The exercise — Quote every entry word for word.

(begin)

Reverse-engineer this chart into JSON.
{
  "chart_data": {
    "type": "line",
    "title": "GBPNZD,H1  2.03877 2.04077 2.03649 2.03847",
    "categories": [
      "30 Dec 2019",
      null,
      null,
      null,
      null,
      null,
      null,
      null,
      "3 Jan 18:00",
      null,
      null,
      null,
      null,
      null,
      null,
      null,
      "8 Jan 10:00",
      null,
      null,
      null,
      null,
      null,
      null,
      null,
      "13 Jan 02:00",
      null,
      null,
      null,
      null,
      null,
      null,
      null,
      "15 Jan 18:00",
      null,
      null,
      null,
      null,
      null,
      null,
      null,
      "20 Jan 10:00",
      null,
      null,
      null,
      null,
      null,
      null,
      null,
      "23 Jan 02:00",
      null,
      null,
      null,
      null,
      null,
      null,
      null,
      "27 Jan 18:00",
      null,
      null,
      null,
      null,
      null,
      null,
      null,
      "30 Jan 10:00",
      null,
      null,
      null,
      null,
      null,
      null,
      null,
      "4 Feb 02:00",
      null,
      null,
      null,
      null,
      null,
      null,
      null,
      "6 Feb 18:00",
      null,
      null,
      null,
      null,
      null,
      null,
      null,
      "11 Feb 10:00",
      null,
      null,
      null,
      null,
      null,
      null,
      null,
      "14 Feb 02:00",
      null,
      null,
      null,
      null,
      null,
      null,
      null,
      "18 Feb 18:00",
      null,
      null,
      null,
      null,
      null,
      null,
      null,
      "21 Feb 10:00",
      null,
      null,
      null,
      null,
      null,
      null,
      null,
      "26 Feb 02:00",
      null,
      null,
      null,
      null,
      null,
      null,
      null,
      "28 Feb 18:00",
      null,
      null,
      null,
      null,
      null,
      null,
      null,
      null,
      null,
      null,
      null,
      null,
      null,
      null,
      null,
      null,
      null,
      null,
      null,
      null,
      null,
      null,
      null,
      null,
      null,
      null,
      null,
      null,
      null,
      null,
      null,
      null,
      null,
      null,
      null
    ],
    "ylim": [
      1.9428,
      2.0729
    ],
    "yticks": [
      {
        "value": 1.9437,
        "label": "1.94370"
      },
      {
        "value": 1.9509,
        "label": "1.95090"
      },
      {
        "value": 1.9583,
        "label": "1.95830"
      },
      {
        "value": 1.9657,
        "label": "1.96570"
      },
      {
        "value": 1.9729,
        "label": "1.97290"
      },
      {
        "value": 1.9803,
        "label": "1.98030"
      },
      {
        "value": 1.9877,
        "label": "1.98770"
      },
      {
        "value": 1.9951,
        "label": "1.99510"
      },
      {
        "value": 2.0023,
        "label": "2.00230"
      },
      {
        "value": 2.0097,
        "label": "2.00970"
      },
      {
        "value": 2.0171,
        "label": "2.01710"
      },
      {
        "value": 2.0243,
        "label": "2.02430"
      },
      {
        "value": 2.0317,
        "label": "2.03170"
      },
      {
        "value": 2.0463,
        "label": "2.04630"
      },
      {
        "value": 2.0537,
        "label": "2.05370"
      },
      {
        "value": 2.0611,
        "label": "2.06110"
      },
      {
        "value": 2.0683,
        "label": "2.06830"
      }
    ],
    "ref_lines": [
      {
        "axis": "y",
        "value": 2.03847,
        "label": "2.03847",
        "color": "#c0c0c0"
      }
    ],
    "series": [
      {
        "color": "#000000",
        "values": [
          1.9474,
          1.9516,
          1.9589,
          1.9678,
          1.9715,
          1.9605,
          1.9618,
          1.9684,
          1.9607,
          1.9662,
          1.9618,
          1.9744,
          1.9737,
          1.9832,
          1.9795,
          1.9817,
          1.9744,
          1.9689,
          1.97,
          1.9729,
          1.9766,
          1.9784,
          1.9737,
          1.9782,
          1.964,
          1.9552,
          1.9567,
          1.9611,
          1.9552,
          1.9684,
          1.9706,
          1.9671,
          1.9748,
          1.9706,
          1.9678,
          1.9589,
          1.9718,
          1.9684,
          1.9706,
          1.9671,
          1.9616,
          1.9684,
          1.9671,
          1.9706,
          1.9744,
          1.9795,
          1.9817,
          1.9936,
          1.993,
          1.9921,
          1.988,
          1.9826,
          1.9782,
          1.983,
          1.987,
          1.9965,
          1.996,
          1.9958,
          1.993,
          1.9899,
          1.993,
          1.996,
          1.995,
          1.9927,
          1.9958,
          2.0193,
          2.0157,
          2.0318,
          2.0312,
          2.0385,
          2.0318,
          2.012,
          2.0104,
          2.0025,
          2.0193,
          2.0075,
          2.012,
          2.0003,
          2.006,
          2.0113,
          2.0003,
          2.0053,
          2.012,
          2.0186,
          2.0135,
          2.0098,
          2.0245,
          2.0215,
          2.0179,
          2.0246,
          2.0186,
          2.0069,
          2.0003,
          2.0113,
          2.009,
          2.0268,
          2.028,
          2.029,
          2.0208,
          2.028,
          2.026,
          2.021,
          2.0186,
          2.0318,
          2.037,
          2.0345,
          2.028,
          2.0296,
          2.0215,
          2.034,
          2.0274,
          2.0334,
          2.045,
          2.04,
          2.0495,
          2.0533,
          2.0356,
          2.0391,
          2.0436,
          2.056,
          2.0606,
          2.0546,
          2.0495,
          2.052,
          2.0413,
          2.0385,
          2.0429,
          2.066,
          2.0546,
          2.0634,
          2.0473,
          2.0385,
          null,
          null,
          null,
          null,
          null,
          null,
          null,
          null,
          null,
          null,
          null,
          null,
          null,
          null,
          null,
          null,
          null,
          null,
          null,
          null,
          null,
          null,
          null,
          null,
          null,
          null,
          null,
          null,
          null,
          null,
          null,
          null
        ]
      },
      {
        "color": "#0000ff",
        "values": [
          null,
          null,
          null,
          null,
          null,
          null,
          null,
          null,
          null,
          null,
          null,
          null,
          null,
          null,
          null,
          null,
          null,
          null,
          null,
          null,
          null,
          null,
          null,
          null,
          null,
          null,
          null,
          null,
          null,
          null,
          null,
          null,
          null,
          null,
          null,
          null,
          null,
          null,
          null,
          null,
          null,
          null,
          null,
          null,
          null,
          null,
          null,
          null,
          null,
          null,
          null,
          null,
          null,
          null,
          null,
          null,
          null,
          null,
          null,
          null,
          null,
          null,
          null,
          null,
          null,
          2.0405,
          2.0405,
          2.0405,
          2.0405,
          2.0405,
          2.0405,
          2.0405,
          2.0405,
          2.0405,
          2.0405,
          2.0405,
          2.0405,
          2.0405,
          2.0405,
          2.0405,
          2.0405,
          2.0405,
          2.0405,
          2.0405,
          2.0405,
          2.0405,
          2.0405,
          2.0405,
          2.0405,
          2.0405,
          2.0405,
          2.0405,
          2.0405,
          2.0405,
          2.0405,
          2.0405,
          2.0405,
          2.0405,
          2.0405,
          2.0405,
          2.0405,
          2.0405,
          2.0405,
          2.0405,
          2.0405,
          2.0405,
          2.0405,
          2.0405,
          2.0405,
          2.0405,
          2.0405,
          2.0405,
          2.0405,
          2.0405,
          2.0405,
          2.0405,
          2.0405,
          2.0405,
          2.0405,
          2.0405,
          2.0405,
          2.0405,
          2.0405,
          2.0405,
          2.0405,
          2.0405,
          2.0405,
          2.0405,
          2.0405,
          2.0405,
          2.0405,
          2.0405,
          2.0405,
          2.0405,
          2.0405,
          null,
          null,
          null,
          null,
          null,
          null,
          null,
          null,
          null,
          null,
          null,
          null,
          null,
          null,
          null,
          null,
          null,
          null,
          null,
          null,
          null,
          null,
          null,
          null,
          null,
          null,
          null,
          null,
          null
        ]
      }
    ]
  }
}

(end)

Solved exercise —
Reverse-engineer this chart into JSON.
{
  "chart_data": {
    "type": "line",
    "title": "GBPNZD,H1  2.03877 2.04077 2.03649 2.03847",
    "categories": [
      "30 Dec 2019",
      null,
      null,
      null,
      null,
      null,
      null,
      null,
      "3 Jan 18:00",
      null,
      null,
      null,
      null,
      null,
      null,
      null,
      "8 Jan 10:00",
      null,
      null,
      null,
      null,
      null,
      null,
      null,
      "13 Jan 02:00",
      null,
      null,
      null,
      null,
      null,
      null,
      null,
      "15 Jan 18:00",
      null,
      null,
      null,
      null,
      null,
      null,
      null,
      "20 Jan 10:00",
      null,
      null,
      null,
      null,
      null,
      null,
      null,
      "23 Jan 02:00",
      null,
      null,
      null,
      null,
      null,
      null,
      null,
      "27 Jan 18:00",
      null,
      null,
      null,
      null,
      null,
      null,
      null,
      "30 Jan 10:00",
      null,
      null,
      null,
      null,
      null,
      null,
      null,
      "4 Feb 02:00",
      null,
      null,
      null,
      null,
      null,
      null,
      null,
      "6 Feb 18:00",
      null,
      null,
      null,
      null,
      null,
      null,
      null,
      "11 Feb 10:00",
      null,
      null,
      null,
      null,
      null,
      null,
      null,
      "14 Feb 02:00",
      null,
      null,
      null,
      null,
      null,
      null,
      null,
      "18 Feb 18:00",
      null,
      null,
      null,
      null,
      null,
      null,
      null,
      "21 Feb 10:00",
      null,
      null,
      null,
      null,
      null,
      null,
      null,
      "26 Feb 02:00",
      null,
      null,
      null,
      null,
      null,
      null,
      null,
      "28 Feb 18:00",
      null,
      null,
      null,
      null,
      null,
      null,
      null,
      null,
      null,
      null,
      null,
      null,
      null,
      null,
      null,
      null,
      null,
      null,
      null,
      null,
      null,
      null,
      null,
      null,
      null,
      null,
      null,
      null,
      null,
      null,
      null,
      null,
      null,
      null,
      null
    ],
    "ylim": [
      1.9428,
      2.0729
    ],
    "yticks": [
      {
        "value": 1.9437,
        "label": "1.94370"
      },
      {
        "value": 1.9509,
        "label": "1.95090"
      },
      {
        "value": 1.9583,
        "label": "1.95830"
      },
      {
        "value": 1.9657,
        "label": "1.96570"
      },
      {
        "value": 1.9729,
        "label": "1.97290"
      },
      {
        "value": 1.9803,
        "label": "1.98030"
      },
      {
        "value": 1.9877,
        "label": "1.98770"
      },
      {
        "value": 1.9951,
        "label": "1.99510"
      },
      {
        "value": 2.0023,
        "label": "2.00230"
      },
      {
        "value": 2.0097,
        "label": "2.00970"
      },
      {
        "value": 2.0171,
        "label": "2.01710"
      },
      {
        "value": 2.0243,
        "label": "2.02430"
      },
      {
        "value": 2.0317,
        "label": "2.03170"
      },
      {
        "value": 2.0463,
        "label": "2.04630"
      },
      {
        "value": 2.0537,
        "label": "2.05370"
      },
      {
        "value": 2.0611,
        "label": "2.06110"
      },
      {
        "value": 2.0683,
        "label": "2.06830"
      }
    ],
    "ref_lines": [
      {
        "axis": "y",
        "value": 2.03847,
        "label": "2.03847",
        "color": "#c0c0c0"
      }
    ],
    "series": [
      {
        "color": "#000000",
        "values": [
          1.9474,
          1.9516,
          1.9589,
          1.9678,
          1.9715,
          1.9605,
          1.9618,
          1.9684,
          1.9607,
          1.9662,
          1.9618,
          1.9744,
          1.9737,
          1.9832,
          1.9795,
          1.9817,
          1.9744,
          1.9689,
          1.97,
          1.9729,
          1.9766,
          1.9784,
          1.9737,
          1.9782,
          1.964,
          1.9552,
          1.9567,
          1.9611,
          1.9552,
          1.9684,
          1.9706,
          1.9671,
          1.9748,
          1.9706,
          1.9678,
          1.9589,
          1.9718,
          1.9684,
          1.9706,
          1.9671,
          1.9616,
          1.9684,
          1.9671,
          1.9706,
          1.9744,
          1.9795,
          1.9817,
          1.9936,
          1.993,
          1.9921,
          1.988,
          1.9826,
          1.9782,
          1.983,
          1.987,
          1.9965,
          1.996,
          1.9958,
          1.993,
          1.9899,
          1.993,
          1.996,
          1.995,
          1.9927,
          1.9958,
          2.0193,
          2.0157,
          2.0318,
          2.0312,
          2.0385,
          2.0318,
          2.012,
          2.0104,
          2.0025,
          2.0193,
          2.0075,
          2.012,
          2.0003,
          2.006,
          2.0113,
          2.0003,
          2.0053,
          2.012,
          2.0186,
          2.0135,
          2.0098,
          2.0245,
          2.0215,
          2.0179,
          2.0246,
          2.0186,
          2.0069,
          2.0003,
          2.0113,
          2.009,
          2.0268,
          2.028,
          2.029,
          2.0208,
          2.028,
          2.026,
          2.021,
          2.0186,
          2.0318,
          2.037,
          2.0345,
          2.028,
          2.0296,
          2.0215,
          2.034,
          2.0274,
          2.0334,
          2.045,
          2.04,
          2.0495,
          2.0533,
          2.0356,
          2.0391,
          2.0436,
          2.056,
          2.0606,
          2.0546,
          2.0495,
          2.052,
          2.0413,
          2.0385,
          2.0429,
          2.066,
          2.0546,
          2.0634,
          2.0473,
          2.0385,
          null,
          null,
          null,
          null,
          null,
          null,
          null,
          null,
          null,
          null,
          null,
          null,
          null,
          null,
          null,
          null,
          null,
          null,
          null,
          null,
          null,
          null,
          null,
          null,
          null,
          null,
          null,
          null,
          null,
          null,
          null,
          null
        ]
      },
      {
        "color": "#0000ff",
        "values": [
          null,
          null,
          null,
          null,
          null,
          null,
          null,
          null,
          null,
          null,
          null,
          null,
          null,
          null,
          null,
          null,
          null,
          null,
          null,
          null,
          null,
          null,
          null,
          null,
          null,
          null,
          null,
          null,
          null,
          null,
          null,
          null,
          null,
          null,
          null,
          null,
          null,
          null,
          null,
          null,
          null,
          null,
          null,
          null,
          null,
          null,
          null,
          null,
          null,
          null,
          null,
          null,
          null,
          null,
          null,
          null,
          null,
          null,
          null,
          null,
          null,
          null,
          null,
          null,
          null,
          2.0405,
          2.0405,
          2.0405,
          2.0405,
          2.0405,
          2.0405,
          2.0405,
          2.0405,
          2.0405,
          2.0405,
          2.0405,
          2.0405,
          2.0405,
          2.0405,
          2.0405,
          2.0405,
          2.0405,
          2.0405,
          2.0405,
          2.0405,
          2.0405,
          2.0405,
          2.0405,
          2.0405,
          2.0405,
          2.0405,
          2.0405,
          2.0405,
          2.0405,
          2.0405,
          2.0405,
          2.0405,
          2.0405,
          2.0405,
          2.0405,
          2.0405,
          2.0405,
          2.0405,
          2.0405,
          2.0405,
          2.0405,
          2.0405,
          2.0405,
          2.0405,
          2.0405,
          2.0405,
          2.0405,
          2.0405,
          2.0405,
          2.0405,
          2.0405,
          2.0405,
          2.0405,
          2.0405,
          2.0405,
          2.0405,
          2.0405,
          2.0405,
          2.0405,
          2.0405,
          2.0405,
          2.0405,
          2.0405,
          2.0405,
          2.0405,
          2.0405,
          2.0405,
          2.0405,
          2.0405,
          2.0405,
          null,
          null,
          null,
          null,
          null,
          null,
          null,
          null,
          null,
          null,
          null,
          null,
          null,
          null,
          null,
          null,
          null,
          null,
          null,
          null,
          null,
          null,
          null,
          null,
          null,
          null,
          null,
          null,
          null
        ]
      }
    ]
  }
}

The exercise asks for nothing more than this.